Task statement |
Copy the following lines without any changes, covering every item, and omit the pictures from your answer.

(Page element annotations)

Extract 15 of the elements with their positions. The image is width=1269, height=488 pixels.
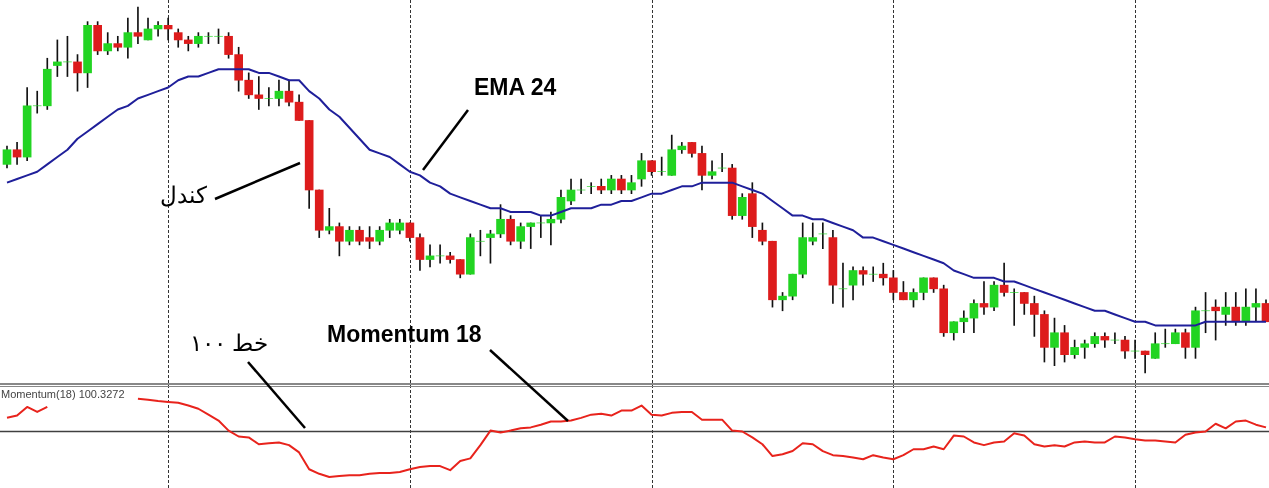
text: Momentum 18	[327, 321, 482, 347]
candlestick	[838, 262, 848, 308]
candlestick	[586, 182, 596, 194]
candlestick	[707, 160, 717, 180]
candlestick	[264, 87, 274, 107]
candlestick	[868, 266, 878, 282]
annotation: کندل	[160, 182, 207, 208]
candlestick	[133, 6, 143, 44]
candlestick	[1009, 288, 1019, 326]
candlestick	[878, 262, 888, 286]
chart-title: Momentum(18) 100.3272	[0, 388, 126, 400]
candlestick	[254, 76, 264, 110]
candlestick	[324, 207, 334, 235]
ref-line-label: خط ۱۰۰	[190, 330, 269, 356]
text: EMA 24	[474, 74, 557, 100]
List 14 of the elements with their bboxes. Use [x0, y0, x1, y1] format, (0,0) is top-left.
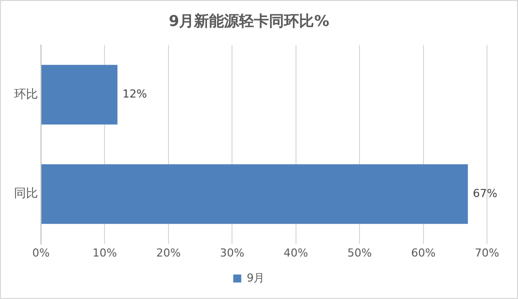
x-tick-label: 10%: [92, 246, 117, 260]
x-tick-label: 0%: [32, 246, 50, 260]
x-tick-label: 70%: [474, 246, 500, 260]
x-tick-label: 40%: [284, 246, 308, 260]
x-tick-label: 30%: [220, 246, 244, 260]
x-tick-label: 50%: [347, 246, 372, 260]
data-label: 12%: [122, 88, 147, 101]
y-tick-label: 同比: [14, 186, 38, 200]
x-tick-label: 60%: [411, 246, 436, 260]
y-tick-label: 环比: [14, 86, 38, 101]
x-tick-label: 20%: [156, 246, 181, 260]
legend-label: 9月: [246, 271, 265, 284]
data-label: 67%: [472, 186, 498, 200]
chart-title: 9月新能源轻卡同环比%: [168, 12, 330, 30]
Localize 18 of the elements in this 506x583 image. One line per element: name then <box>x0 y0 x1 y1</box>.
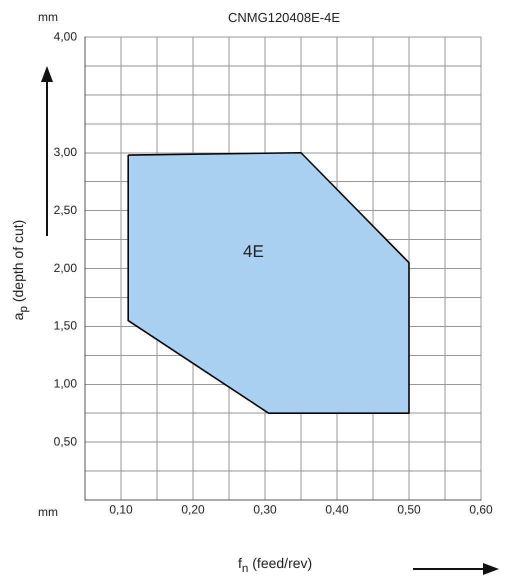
annotation: 4E <box>243 242 264 262</box>
y-tick-label: 1,00 <box>54 376 78 391</box>
x-tick-label: 0,50 <box>397 502 421 517</box>
text: mm <box>38 10 58 24</box>
y-tick-label: 1,50 <box>54 318 78 333</box>
text: mm <box>38 505 58 519</box>
chart-title: CNMG120408E-4E <box>227 10 341 25</box>
x-tick-label: 0,10 <box>109 502 133 517</box>
x-tick-label: 0,40 <box>325 502 349 517</box>
x-axis-title: f$_{n}$ (feed/rev) <box>238 555 312 575</box>
y-tick-label: 0,50 <box>54 434 78 448</box>
y-tick-label: 3,00 <box>54 145 78 160</box>
y-tick-label: 2,50 <box>54 202 78 217</box>
y-tick-label: 4,00 <box>54 29 78 44</box>
y-tick-label: 2,00 <box>54 260 78 275</box>
x-tick-label: 0,60 <box>469 502 493 517</box>
x-tick-label: 0,30 <box>253 502 277 517</box>
x-tick-label: 0,20 <box>181 502 205 517</box>
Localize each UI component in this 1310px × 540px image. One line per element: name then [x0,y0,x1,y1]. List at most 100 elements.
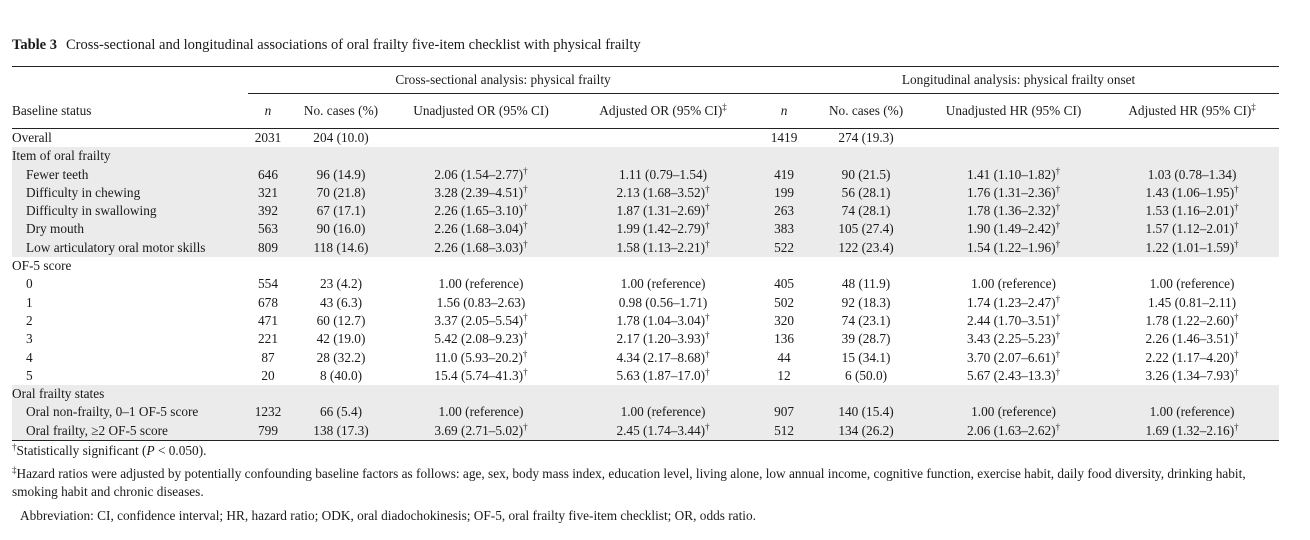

Task answer |
Extract 15 of the elements with their positions. The image is width=1269, height=488 pixels.
text: Momentum 18	[327, 321, 482, 347]
candlestick	[838, 262, 848, 308]
candlestick	[586, 182, 596, 194]
candlestick	[707, 160, 717, 180]
candlestick	[264, 87, 274, 107]
candlestick	[868, 266, 878, 282]
annotation: کندل	[160, 182, 207, 208]
candlestick	[133, 6, 143, 44]
candlestick	[1009, 288, 1019, 326]
candlestick	[878, 262, 888, 286]
chart-title: Momentum(18) 100.3272	[0, 388, 126, 400]
candlestick	[254, 76, 264, 110]
candlestick	[324, 207, 334, 235]
ref-line-label: خط ۱۰۰	[190, 330, 269, 356]
text: EMA 24	[474, 74, 557, 100]
List 14 of the elements with their bboxes. Use [x0, y0, x1, y1] format, (0,0) is top-left.
x-tick-label: 10%: [92, 246, 117, 260]
x-tick-label: 0%: [32, 246, 50, 260]
x-tick-label: 70%: [474, 246, 500, 260]
x-tick-label: 40%: [284, 246, 308, 260]
x-tick-label: 30%: [220, 246, 244, 260]
x-tick-label: 50%: [347, 246, 372, 260]
data-label: 12%: [122, 88, 147, 101]
y-tick-label: 同比: [14, 186, 38, 200]
x-tick-label: 60%: [411, 246, 436, 260]
y-tick-label: 环比: [14, 86, 38, 101]
x-tick-label: 20%: [156, 246, 181, 260]
legend-label: 9月: [246, 271, 265, 284]
data-label: 67%: [472, 186, 498, 200]
chart-title: 9月新能源轻卡同环比%: [168, 12, 330, 30]
Localize 18 of the elements in this 506x583 image. One line per element: name then <box>x0 y0 x1 y1</box>.
annotation: 4E <box>243 242 264 262</box>
y-tick-label: 1,00 <box>54 376 78 391</box>
x-tick-label: 0,50 <box>397 502 421 517</box>
text: mm <box>38 10 58 24</box>
y-tick-label: 1,50 <box>54 318 78 333</box>
text: mm <box>38 505 58 519</box>
chart-title: CNMG120408E-4E <box>227 10 341 25</box>
x-tick-label: 0,10 <box>109 502 133 517</box>
x-tick-label: 0,40 <box>325 502 349 517</box>
x-axis-title: f$_{n}$ (feed/rev) <box>238 555 312 575</box>
y-tick-label: 0,50 <box>54 434 78 448</box>
y-tick-label: 3,00 <box>54 145 78 160</box>
y-tick-label: 2,50 <box>54 202 78 217</box>
y-tick-label: 4,00 <box>54 29 78 44</box>
y-tick-label: 2,00 <box>54 260 78 275</box>
x-tick-label: 0,60 <box>469 502 493 517</box>
x-tick-label: 0,30 <box>253 502 277 517</box>
x-tick-label: 0,20 <box>181 502 205 517</box>
Localize each UI component in this 1310px × 540px image. One line per element: name then [x0,y0,x1,y1]. List at most 100 elements.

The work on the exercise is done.